┏━━

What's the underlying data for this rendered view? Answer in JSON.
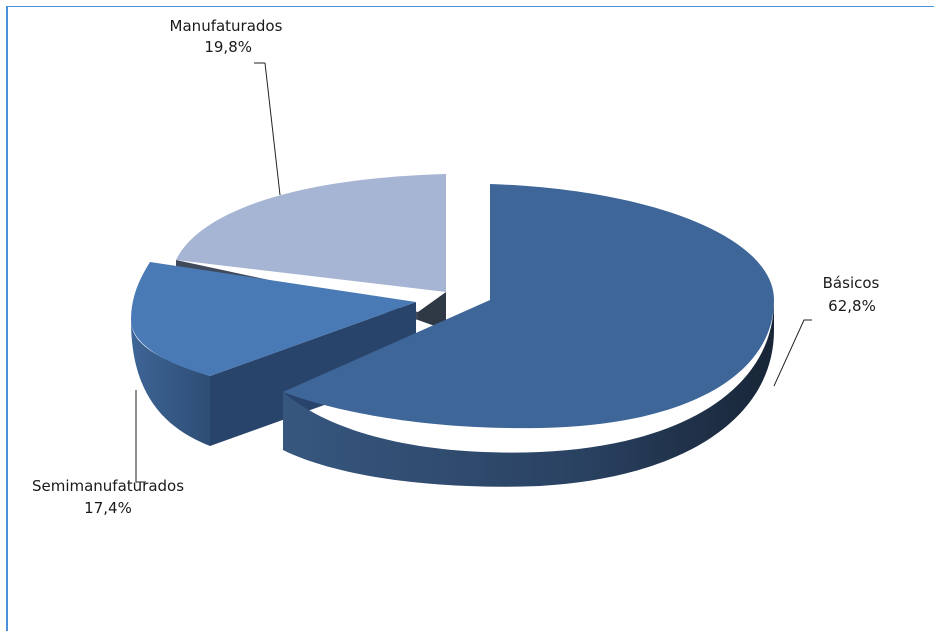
{
  "chart_data": {
    "type": "pie",
    "slices": [
      {
        "label": "Básicos",
        "value": 62.8,
        "value_label": "62,8%",
        "color": "#3f6699"
      },
      {
        "label": "Semimanufaturados",
        "value": 17.4,
        "value_label": "17,4%",
        "color": "#4a7ab6"
      },
      {
        "label": "Manufaturados",
        "value": 19.8,
        "value_label": "19,8%",
        "color": "#a6b5d3"
      }
    ],
    "style": "3d-exploded",
    "legend": "none"
  }
}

┗━━

Give the entries again without a single change, but with no pictures.

Full output:
What's the underlying data for this rendered view? Answer in JSON.
{
  "chart_data": {
    "type": "pie",
    "slices": [
      {
        "label": "Básicos",
        "value": 62.8,
        "value_label": "62,8%",
        "color": "#3f6699"
      },
      {
        "label": "Semimanufaturados",
        "value": 17.4,
        "value_label": "17,4%",
        "color": "#4a7ab6"
      },
      {
        "label": "Manufaturados",
        "value": 19.8,
        "value_label": "19,8%",
        "color": "#a6b5d3"
      }
    ],
    "style": "3d-exploded",
    "legend": "none"
  }
}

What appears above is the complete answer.